- _Exercise_
Copy all lines that contain the word "When".

##############################

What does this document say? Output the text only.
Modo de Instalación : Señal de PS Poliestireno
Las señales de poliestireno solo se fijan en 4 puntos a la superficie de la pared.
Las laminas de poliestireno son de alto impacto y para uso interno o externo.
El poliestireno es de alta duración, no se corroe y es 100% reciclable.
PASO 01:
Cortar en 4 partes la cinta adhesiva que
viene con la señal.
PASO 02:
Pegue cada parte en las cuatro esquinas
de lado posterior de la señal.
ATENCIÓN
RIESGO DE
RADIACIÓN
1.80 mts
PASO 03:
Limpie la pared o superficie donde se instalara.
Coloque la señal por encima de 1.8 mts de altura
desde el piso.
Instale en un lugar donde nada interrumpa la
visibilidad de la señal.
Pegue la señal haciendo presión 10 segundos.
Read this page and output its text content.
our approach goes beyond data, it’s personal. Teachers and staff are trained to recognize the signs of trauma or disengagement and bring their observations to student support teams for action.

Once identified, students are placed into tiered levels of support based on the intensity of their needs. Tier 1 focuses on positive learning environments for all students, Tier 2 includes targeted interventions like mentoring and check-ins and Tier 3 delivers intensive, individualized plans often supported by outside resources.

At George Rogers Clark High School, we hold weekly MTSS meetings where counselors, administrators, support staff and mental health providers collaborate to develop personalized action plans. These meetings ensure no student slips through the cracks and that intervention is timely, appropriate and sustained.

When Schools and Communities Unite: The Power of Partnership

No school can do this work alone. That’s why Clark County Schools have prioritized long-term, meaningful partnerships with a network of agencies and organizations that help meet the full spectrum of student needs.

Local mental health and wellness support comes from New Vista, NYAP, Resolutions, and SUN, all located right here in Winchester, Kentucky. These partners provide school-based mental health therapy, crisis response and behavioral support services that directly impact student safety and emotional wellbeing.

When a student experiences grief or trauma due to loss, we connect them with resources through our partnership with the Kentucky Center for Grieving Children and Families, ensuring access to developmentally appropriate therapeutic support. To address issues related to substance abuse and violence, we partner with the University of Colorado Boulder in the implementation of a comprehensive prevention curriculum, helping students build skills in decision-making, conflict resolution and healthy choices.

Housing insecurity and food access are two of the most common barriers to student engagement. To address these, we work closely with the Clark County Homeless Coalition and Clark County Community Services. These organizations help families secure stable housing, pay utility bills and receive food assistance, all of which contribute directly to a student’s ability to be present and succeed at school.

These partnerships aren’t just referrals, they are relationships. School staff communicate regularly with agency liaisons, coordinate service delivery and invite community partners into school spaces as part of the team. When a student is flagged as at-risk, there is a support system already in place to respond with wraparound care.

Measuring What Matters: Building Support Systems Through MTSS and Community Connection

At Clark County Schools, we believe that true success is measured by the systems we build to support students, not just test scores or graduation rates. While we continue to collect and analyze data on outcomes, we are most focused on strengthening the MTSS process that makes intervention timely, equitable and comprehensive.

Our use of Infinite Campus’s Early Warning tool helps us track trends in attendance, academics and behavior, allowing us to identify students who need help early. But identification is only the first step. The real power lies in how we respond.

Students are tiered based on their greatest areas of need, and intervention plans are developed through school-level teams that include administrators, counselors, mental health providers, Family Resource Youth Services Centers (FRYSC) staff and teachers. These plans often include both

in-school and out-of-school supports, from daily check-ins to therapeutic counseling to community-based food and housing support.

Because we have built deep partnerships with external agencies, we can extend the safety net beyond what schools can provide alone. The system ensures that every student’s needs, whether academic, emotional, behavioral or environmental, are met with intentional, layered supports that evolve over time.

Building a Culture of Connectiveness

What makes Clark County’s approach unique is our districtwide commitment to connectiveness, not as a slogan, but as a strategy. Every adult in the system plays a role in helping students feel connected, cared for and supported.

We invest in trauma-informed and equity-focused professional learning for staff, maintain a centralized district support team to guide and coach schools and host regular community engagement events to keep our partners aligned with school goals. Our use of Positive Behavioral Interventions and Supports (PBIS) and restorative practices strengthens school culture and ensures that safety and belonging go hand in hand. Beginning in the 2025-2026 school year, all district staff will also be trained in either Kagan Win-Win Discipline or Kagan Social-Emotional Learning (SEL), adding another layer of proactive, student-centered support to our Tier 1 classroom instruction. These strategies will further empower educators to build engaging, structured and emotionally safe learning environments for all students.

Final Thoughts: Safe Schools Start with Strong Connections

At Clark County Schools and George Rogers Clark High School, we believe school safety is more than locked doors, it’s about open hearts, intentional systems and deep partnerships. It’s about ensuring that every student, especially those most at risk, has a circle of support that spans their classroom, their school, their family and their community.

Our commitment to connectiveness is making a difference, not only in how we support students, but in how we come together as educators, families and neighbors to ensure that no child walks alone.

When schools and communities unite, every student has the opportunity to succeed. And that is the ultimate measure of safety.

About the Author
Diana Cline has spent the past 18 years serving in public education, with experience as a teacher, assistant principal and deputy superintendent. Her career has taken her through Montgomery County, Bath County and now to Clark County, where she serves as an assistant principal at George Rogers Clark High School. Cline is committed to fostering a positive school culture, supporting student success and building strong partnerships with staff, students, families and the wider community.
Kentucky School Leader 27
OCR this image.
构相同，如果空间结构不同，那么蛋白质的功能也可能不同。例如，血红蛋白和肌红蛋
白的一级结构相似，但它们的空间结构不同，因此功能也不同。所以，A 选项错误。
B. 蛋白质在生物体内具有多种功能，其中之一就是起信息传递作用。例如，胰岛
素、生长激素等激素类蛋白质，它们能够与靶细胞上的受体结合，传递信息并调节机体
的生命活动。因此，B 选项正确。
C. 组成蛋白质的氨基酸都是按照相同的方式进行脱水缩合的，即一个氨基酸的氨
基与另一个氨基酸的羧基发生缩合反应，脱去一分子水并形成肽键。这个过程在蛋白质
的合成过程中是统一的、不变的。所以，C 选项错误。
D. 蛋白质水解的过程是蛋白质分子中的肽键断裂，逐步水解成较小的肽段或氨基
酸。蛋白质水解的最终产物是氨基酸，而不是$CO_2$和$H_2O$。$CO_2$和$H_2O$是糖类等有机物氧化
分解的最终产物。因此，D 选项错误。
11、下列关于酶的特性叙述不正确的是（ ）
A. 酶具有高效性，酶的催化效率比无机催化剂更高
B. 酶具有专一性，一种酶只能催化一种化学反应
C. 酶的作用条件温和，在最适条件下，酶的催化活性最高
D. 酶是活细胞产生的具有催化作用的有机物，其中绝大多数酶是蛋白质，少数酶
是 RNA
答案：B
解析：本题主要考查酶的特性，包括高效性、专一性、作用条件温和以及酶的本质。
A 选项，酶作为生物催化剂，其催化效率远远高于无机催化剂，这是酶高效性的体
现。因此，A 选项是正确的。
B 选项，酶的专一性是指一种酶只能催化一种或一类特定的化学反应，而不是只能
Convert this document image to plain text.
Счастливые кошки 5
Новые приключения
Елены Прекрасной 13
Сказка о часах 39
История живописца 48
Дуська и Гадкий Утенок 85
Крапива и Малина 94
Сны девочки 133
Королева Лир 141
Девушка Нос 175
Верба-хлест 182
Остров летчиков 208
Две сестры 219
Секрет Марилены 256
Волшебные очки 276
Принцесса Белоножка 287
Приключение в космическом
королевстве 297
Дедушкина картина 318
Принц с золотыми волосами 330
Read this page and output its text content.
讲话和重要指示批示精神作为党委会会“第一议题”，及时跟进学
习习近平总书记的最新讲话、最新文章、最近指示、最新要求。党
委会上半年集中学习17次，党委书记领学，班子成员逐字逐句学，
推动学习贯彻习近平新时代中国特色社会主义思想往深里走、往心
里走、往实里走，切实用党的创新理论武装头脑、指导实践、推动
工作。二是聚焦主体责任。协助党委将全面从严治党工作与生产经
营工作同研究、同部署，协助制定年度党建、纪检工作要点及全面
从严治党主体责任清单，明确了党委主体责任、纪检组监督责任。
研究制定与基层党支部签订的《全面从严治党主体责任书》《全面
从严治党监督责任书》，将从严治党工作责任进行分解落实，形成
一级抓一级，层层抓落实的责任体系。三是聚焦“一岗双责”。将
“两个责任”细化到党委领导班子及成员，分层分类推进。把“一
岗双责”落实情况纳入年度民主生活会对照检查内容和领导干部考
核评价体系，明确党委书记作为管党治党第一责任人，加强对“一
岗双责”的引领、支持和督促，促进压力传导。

##############################

- _Answer in full_
When Schools and Communities Unite: The Power of Partnership
When a student experiences grief or trauma due to loss, we connect them with resources through our partnership with the Kentucky Center for Grieving Children and Families, ensuring access to developmentally appropriate therapeutic support. To address issues related to substance abuse and violence, we partner with the University of Colorado Boulder in the implementation of a comprehensive prevention curriculum, helping students build skills in decision-making, conflict resolution and healthy choices.
These partnerships aren’t just referrals, they are relationships. School staff communicate regularly with agency liaisons, coordinate service delivery and invite community partners into school spaces as part of the team. When a student is flagged as at-risk, there is a support system already in place to respond with wraparound care.
When schools and communities unite, every student has the opportunity to succeed. And that is the ultimate measure of safety.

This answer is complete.